-- START OF Data excerpts --

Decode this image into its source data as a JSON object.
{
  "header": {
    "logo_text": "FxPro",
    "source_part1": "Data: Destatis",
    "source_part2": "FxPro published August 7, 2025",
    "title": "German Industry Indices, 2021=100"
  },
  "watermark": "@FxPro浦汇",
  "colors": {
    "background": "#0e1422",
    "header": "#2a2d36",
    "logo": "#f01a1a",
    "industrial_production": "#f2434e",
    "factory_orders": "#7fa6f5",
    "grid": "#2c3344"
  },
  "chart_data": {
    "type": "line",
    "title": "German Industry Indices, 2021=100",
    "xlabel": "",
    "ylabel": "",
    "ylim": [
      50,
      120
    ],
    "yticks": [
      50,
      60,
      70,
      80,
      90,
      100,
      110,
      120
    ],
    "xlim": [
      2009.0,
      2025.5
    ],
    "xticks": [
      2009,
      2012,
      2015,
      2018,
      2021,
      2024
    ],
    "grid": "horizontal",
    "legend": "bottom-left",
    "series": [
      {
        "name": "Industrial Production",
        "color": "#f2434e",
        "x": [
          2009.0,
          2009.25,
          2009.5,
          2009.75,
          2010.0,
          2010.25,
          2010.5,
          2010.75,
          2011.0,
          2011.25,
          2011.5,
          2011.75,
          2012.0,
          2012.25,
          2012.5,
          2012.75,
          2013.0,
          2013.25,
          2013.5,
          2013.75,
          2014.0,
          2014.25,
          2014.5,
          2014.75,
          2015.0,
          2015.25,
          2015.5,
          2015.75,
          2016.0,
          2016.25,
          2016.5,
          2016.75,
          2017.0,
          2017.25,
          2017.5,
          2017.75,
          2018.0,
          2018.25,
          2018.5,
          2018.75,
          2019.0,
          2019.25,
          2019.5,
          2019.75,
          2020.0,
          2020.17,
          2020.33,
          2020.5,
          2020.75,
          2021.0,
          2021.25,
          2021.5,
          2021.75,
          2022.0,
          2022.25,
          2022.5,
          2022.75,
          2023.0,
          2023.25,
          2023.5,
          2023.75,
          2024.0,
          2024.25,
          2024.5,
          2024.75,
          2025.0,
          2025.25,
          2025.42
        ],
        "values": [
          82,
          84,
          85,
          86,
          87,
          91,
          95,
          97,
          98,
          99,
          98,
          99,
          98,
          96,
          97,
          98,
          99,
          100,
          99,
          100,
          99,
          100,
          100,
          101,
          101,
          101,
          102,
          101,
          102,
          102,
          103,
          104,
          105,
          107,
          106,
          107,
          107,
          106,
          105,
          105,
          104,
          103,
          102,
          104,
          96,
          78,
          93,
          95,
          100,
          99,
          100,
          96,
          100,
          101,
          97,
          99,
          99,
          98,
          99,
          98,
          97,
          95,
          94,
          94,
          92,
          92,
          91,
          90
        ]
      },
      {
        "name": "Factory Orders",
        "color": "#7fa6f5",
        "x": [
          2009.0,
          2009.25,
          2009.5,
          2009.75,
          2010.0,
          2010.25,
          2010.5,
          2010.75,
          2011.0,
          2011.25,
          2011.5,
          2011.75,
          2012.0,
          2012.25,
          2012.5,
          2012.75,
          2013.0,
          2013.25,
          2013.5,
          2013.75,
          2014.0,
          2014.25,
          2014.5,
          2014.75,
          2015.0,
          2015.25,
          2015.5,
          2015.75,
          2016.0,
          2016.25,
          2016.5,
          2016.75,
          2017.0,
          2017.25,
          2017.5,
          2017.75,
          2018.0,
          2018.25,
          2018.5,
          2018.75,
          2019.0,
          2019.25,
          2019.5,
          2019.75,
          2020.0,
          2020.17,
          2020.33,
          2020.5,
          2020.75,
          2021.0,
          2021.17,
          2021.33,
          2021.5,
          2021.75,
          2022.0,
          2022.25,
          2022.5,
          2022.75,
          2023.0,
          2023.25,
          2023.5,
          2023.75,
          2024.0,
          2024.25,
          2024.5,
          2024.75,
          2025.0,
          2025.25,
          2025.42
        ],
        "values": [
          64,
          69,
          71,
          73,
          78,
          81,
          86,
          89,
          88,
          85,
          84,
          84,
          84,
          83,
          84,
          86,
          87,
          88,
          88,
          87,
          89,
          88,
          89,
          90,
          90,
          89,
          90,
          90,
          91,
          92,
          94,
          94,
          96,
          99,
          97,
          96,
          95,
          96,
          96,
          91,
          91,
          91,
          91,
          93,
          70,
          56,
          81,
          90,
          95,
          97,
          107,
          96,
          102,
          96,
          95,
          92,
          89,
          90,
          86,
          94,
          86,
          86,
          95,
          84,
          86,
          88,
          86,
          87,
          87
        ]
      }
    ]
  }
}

-- END OF Data excerpts --

Exactly as shown above, return every record.

Decode this image into its source data as a JSON object.
{
  "header": {
    "logo_text": "FxPro",
    "source_part1": "Data: Destatis",
    "source_part2": "FxPro published August 7, 2025",
    "title": "German Industry Indices, 2021=100"
  },
  "watermark": "@FxPro浦汇",
  "colors": {
    "background": "#0e1422",
    "header": "#2a2d36",
    "logo": "#f01a1a",
    "industrial_production": "#f2434e",
    "factory_orders": "#7fa6f5",
    "grid": "#2c3344"
  },
  "chart_data": {
    "type": "line",
    "title": "German Industry Indices, 2021=100",
    "xlabel": "",
    "ylabel": "",
    "ylim": [
      50,
      120
    ],
    "yticks": [
      50,
      60,
      70,
      80,
      90,
      100,
      110,
      120
    ],
    "xlim": [
      2009.0,
      2025.5
    ],
    "xticks": [
      2009,
      2012,
      2015,
      2018,
      2021,
      2024
    ],
    "grid": "horizontal",
    "legend": "bottom-left",
    "series": [
      {
        "name": "Industrial Production",
        "color": "#f2434e",
        "x": [
          2009.0,
          2009.25,
          2009.5,
          2009.75,
          2010.0,
          2010.25,
          2010.5,
          2010.75,
          2011.0,
          2011.25,
          2011.5,
          2011.75,
          2012.0,
          2012.25,
          2012.5,
          2012.75,
          2013.0,
          2013.25,
          2013.5,
          2013.75,
          2014.0,
          2014.25,
          2014.5,
          2014.75,
          2015.0,
          2015.25,
          2015.5,
          2015.75,
          2016.0,
          2016.25,
          2016.5,
          2016.75,
          2017.0,
          2017.25,
          2017.5,
          2017.75,
          2018.0,
          2018.25,
          2018.5,
          2018.75,
          2019.0,
          2019.25,
          2019.5,
          2019.75,
          2020.0,
          2020.17,
          2020.33,
          2020.5,
          2020.75,
          2021.0,
          2021.25,
          2021.5,
          2021.75,
          2022.0,
          2022.25,
          2022.5,
          2022.75,
          2023.0,
          2023.25,
          2023.5,
          2023.75,
          2024.0,
          2024.25,
          2024.5,
          2024.75,
          2025.0,
          2025.25,
          2025.42
        ],
        "values": [
          82,
          84,
          85,
          86,
          87,
          91,
          95,
          97,
          98,
          99,
          98,
          99,
          98,
          96,
          97,
          98,
          99,
          100,
          99,
          100,
          99,
          100,
          100,
          101,
          101,
          101,
          102,
          101,
          102,
          102,
          103,
          104,
          105,
          107,
          106,
          107,
          107,
          106,
          105,
          105,
          104,
          103,
          102,
          104,
          96,
          78,
          93,
          95,
          100,
          99,
          100,
          96,
          100,
          101,
          97,
          99,
          99,
          98,
          99,
          98,
          97,
          95,
          94,
          94,
          92,
          92,
          91,
          90
        ]
      },
      {
        "name": "Factory Orders",
        "color": "#7fa6f5",
        "x": [
          2009.0,
          2009.25,
          2009.5,
          2009.75,
          2010.0,
          2010.25,
          2010.5,
          2010.75,
          2011.0,
          2011.25,
          2011.5,
          2011.75,
          2012.0,
          2012.25,
          2012.5,
          2012.75,
          2013.0,
          2013.25,
          2013.5,
          2013.75,
          2014.0,
          2014.25,
          2014.5,
          2014.75,
          2015.0,
          2015.25,
          2015.5,
          2015.75,
          2016.0,
          2016.25,
          2016.5,
          2016.75,
          2017.0,
          2017.25,
          2017.5,
          2017.75,
          2018.0,
          2018.25,
          2018.5,
          2018.75,
          2019.0,
          2019.25,
          2019.5,
          2019.75,
          2020.0,
          2020.17,
          2020.33,
          2020.5,
          2020.75,
          2021.0,
          2021.17,
          2021.33,
          2021.5,
          2021.75,
          2022.0,
          2022.25,
          2022.5,
          2022.75,
          2023.0,
          2023.25,
          2023.5,
          2023.75,
          2024.0,
          2024.25,
          2024.5,
          2024.75,
          2025.0,
          2025.25,
          2025.42
        ],
        "values": [
          64,
          69,
          71,
          73,
          78,
          81,
          86,
          89,
          88,
          85,
          84,
          84,
          84,
          83,
          84,
          86,
          87,
          88,
          88,
          87,
          89,
          88,
          89,
          90,
          90,
          89,
          90,
          90,
          91,
          92,
          94,
          94,
          96,
          99,
          97,
          96,
          95,
          96,
          96,
          91,
          91,
          91,
          91,
          93,
          70,
          56,
          81,
          90,
          95,
          97,
          107,
          96,
          102,
          96,
          95,
          92,
          89,
          90,
          86,
          94,
          86,
          86,
          95,
          84,
          86,
          88,
          86,
          87,
          87
        ]
      }
    ]
  }
}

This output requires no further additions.